++++ Data shown

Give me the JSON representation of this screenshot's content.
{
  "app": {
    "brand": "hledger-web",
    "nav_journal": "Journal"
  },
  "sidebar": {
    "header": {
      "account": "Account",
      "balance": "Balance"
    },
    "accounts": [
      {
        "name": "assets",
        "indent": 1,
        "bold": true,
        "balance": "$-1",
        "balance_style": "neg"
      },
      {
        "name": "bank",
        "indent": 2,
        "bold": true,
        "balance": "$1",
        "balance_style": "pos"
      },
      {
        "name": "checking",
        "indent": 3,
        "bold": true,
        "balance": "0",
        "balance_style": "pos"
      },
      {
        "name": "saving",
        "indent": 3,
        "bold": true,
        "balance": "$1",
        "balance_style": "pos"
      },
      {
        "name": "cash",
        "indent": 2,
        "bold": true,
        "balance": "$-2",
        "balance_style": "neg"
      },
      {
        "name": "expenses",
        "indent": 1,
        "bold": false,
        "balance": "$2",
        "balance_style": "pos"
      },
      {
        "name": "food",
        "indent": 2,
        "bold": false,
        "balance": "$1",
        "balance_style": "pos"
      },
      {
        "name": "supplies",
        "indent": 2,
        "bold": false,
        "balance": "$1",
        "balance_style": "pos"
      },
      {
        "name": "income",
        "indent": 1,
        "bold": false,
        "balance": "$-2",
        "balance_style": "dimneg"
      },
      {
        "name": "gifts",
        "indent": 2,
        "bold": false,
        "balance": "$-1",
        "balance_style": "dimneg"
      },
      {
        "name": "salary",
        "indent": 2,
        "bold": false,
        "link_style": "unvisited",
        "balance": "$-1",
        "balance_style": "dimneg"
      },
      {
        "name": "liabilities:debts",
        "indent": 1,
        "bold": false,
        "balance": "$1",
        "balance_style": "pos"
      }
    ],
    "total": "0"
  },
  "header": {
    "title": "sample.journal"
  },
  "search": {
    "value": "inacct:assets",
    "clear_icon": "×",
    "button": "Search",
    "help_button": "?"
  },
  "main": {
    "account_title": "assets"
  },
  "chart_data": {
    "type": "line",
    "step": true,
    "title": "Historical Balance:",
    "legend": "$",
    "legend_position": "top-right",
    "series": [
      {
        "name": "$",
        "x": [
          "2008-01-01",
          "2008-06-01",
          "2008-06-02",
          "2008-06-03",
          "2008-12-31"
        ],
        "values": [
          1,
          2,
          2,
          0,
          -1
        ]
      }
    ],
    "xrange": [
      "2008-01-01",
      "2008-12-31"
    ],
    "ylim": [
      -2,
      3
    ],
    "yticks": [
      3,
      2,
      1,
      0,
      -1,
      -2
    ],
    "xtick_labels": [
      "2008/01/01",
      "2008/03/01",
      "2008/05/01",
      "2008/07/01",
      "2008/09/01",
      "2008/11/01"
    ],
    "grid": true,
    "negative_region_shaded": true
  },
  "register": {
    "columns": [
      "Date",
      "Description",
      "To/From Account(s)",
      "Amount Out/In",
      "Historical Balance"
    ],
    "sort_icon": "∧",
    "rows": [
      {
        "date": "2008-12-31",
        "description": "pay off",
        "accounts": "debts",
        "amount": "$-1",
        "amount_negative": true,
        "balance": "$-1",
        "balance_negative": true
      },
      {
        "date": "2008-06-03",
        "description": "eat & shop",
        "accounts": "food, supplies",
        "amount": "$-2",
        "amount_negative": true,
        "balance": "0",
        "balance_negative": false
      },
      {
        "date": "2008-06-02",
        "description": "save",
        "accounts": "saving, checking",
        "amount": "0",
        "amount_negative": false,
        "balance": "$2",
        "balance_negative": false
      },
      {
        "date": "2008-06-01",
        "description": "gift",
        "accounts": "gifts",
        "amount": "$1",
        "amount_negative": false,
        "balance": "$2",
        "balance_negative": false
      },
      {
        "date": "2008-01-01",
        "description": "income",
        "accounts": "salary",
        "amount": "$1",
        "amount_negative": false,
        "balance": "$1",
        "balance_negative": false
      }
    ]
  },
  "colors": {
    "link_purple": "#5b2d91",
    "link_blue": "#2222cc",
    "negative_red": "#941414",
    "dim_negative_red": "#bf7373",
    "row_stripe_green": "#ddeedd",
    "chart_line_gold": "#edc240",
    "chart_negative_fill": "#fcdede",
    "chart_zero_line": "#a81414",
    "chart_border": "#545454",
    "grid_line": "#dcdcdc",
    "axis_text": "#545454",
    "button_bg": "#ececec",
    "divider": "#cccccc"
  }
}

++++++++

Goal of the exercise
Return every line from the records above that holds the word "debts".

Finished answer
        "name": "liabilities:debts",
        "accounts": "debts",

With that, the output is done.